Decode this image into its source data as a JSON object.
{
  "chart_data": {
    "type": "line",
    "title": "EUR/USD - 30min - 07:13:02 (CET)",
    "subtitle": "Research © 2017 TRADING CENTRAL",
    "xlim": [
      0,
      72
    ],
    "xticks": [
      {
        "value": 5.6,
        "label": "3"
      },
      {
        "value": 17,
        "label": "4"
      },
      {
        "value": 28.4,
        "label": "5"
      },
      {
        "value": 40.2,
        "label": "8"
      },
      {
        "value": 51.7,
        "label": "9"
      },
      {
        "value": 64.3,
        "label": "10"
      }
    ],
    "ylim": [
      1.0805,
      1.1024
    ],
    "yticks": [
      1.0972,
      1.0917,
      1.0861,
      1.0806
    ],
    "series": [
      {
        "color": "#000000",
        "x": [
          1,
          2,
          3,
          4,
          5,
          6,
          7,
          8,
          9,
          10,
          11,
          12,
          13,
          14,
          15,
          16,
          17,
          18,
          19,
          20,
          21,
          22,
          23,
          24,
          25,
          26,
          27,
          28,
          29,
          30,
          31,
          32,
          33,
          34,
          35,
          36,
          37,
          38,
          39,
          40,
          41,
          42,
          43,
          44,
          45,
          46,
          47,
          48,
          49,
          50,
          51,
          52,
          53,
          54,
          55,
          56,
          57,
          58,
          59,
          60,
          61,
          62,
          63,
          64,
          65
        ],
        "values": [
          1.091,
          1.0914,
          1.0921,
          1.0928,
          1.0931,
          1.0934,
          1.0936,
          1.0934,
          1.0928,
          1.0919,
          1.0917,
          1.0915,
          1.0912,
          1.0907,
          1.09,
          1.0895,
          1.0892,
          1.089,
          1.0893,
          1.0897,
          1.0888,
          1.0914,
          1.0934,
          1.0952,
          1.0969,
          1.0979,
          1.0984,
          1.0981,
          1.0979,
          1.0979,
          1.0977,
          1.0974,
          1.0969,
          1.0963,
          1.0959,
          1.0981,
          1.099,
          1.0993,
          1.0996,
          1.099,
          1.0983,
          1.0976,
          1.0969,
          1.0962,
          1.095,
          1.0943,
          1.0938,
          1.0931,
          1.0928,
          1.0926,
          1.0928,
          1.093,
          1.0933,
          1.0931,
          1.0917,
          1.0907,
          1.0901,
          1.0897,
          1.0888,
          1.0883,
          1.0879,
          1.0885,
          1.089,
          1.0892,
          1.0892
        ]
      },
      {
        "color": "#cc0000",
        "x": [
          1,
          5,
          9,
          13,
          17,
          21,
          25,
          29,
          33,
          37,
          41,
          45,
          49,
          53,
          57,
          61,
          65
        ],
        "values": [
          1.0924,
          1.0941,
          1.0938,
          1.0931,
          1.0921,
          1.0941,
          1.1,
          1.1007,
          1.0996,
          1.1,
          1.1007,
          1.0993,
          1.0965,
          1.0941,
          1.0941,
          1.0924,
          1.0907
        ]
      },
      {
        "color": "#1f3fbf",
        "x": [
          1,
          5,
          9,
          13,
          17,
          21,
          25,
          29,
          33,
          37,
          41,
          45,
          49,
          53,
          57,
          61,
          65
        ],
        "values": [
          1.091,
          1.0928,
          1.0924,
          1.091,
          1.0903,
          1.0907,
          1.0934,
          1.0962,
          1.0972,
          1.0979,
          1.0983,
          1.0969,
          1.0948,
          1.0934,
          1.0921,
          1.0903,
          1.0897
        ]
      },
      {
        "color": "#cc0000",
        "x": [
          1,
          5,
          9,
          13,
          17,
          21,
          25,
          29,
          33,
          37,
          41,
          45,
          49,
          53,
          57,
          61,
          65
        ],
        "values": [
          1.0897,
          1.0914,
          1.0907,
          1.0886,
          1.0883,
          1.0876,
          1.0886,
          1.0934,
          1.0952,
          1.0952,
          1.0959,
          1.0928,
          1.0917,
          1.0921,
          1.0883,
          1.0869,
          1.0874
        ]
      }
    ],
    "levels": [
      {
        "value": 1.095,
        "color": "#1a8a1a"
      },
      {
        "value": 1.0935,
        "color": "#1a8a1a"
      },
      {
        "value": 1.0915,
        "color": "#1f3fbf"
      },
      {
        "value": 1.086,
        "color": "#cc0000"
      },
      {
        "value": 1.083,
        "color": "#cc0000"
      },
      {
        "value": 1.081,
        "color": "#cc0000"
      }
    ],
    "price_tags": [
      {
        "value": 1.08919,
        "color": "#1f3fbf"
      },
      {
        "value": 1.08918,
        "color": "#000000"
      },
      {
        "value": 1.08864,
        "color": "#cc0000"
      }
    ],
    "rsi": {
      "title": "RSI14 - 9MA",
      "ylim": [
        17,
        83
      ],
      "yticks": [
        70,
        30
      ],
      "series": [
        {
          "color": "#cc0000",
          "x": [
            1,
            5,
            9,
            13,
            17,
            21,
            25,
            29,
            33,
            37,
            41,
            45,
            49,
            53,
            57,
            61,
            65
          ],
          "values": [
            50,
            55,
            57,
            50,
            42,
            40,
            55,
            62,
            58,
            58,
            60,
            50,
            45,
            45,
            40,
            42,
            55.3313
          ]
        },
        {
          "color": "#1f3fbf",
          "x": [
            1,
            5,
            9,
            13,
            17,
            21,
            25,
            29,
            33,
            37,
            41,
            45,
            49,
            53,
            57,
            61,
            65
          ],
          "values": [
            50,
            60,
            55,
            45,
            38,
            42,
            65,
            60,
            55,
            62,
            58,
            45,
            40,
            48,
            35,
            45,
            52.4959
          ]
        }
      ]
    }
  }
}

____________________

*SHORT TASK*
Pick out and copy every line that contains the word "label".

*OUTPUT OF THE TASK*
        "label": "3"
        "label": "4"
        "label": "5"
        "label": "8"
        "label": "9"
        "label": "10"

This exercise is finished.